Part of a data file
━━━━

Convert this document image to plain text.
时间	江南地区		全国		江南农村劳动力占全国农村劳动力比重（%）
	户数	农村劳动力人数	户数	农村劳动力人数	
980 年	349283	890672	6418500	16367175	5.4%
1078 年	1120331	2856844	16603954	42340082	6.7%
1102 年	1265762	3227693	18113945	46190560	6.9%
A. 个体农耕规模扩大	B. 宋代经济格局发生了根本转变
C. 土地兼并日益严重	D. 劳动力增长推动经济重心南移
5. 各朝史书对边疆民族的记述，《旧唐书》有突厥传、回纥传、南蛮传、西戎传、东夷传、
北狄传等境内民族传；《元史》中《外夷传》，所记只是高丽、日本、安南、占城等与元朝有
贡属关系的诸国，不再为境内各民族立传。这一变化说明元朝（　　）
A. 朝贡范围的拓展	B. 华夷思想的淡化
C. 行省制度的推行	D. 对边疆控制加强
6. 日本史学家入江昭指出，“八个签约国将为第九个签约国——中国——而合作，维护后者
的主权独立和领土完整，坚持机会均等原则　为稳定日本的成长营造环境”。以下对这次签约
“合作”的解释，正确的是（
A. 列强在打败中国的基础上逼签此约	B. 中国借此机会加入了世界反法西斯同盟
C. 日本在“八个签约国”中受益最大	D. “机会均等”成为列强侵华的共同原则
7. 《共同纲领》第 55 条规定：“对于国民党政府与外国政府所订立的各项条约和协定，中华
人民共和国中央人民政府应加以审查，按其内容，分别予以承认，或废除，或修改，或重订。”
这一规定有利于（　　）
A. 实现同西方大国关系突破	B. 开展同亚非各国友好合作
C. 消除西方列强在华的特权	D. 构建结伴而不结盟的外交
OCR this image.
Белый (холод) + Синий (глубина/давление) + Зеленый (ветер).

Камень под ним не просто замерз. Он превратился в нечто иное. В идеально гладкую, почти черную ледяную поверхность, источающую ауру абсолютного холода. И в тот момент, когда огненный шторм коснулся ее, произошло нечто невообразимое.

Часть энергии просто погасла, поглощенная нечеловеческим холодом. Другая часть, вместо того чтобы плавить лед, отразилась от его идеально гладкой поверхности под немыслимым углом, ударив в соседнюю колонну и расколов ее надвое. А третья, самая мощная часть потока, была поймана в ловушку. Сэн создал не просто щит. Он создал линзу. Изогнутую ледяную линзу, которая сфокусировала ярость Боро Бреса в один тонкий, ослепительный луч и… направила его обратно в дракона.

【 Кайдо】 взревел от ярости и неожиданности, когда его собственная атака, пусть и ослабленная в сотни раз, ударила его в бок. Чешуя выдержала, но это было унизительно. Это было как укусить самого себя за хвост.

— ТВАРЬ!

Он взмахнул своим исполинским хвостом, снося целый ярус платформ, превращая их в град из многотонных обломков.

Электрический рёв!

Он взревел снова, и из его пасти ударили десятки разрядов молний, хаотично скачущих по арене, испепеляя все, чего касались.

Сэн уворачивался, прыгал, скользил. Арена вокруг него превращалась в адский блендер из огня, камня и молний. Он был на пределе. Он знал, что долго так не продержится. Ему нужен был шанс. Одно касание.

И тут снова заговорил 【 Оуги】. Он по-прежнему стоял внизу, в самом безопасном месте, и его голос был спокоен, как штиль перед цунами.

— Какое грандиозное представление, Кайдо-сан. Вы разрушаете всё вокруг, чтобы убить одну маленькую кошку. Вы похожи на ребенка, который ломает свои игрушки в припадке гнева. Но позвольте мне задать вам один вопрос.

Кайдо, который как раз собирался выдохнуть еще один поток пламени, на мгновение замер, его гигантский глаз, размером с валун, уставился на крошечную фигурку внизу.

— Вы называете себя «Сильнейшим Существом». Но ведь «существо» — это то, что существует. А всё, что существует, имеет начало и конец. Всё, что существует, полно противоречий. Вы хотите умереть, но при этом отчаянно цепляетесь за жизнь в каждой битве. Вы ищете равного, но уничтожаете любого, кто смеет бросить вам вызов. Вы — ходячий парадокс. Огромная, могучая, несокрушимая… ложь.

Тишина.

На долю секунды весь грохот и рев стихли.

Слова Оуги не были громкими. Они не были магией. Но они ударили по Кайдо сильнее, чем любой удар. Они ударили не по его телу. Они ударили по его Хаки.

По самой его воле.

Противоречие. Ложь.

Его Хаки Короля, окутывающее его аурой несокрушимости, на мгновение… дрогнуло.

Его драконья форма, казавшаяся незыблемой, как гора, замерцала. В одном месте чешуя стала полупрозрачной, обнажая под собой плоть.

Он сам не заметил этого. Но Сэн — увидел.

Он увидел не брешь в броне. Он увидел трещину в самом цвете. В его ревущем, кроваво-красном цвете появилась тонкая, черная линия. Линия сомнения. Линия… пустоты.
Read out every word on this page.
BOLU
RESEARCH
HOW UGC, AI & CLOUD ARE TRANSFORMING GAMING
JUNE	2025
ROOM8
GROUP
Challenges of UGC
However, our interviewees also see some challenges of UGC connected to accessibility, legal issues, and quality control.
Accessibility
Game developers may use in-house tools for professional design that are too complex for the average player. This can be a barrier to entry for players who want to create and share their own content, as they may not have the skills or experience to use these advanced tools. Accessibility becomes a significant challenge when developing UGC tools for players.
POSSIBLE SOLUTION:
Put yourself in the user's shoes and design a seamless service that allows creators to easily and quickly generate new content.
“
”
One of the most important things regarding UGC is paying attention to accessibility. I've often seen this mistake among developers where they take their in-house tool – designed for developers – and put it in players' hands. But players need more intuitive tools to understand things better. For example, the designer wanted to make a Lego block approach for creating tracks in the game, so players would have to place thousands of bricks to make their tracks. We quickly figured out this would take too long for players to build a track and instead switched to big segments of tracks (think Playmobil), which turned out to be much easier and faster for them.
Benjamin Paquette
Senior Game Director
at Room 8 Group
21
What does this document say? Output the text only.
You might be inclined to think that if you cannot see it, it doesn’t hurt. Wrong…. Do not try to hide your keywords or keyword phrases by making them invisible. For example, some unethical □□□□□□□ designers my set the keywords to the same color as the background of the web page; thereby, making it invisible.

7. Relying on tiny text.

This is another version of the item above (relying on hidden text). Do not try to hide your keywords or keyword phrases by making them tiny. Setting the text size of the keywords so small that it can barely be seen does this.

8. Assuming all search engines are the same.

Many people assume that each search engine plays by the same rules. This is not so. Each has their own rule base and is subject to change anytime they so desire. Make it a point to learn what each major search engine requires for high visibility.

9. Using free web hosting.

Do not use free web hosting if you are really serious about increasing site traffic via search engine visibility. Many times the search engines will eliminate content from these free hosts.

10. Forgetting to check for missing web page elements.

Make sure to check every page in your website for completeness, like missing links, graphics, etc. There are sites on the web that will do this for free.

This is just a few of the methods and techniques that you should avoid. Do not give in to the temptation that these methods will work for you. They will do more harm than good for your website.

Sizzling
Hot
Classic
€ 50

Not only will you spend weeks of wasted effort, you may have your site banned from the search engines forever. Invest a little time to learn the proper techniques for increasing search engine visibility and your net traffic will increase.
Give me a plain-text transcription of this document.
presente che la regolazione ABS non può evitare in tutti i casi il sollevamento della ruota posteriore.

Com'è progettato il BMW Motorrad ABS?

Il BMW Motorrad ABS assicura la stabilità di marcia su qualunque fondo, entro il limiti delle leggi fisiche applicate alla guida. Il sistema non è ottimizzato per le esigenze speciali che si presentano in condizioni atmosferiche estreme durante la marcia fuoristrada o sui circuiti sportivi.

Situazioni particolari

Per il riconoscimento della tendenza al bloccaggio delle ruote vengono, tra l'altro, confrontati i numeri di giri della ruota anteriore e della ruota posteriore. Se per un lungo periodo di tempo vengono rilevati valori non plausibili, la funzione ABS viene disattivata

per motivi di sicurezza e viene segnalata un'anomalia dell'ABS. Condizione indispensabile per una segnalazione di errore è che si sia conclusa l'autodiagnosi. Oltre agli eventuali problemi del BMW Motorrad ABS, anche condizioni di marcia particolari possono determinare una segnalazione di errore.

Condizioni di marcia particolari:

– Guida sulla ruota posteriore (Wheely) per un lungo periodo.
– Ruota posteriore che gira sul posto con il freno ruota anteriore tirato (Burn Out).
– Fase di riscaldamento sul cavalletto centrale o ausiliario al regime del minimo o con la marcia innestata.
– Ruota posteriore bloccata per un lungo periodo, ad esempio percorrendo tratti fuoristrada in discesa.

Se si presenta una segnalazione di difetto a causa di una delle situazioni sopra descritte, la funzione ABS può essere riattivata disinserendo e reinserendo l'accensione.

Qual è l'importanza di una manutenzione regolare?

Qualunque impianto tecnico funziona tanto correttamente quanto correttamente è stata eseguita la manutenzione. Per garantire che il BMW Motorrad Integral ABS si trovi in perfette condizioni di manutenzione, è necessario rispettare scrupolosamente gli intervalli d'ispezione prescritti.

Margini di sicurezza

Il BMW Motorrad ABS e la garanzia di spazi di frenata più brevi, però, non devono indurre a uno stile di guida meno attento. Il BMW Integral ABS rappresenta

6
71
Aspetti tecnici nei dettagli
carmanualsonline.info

━━━━

Aim: Lines containing the word "image" must all be returned from the material above.

The solution:
Convert this document image to plain text.
OCR this image.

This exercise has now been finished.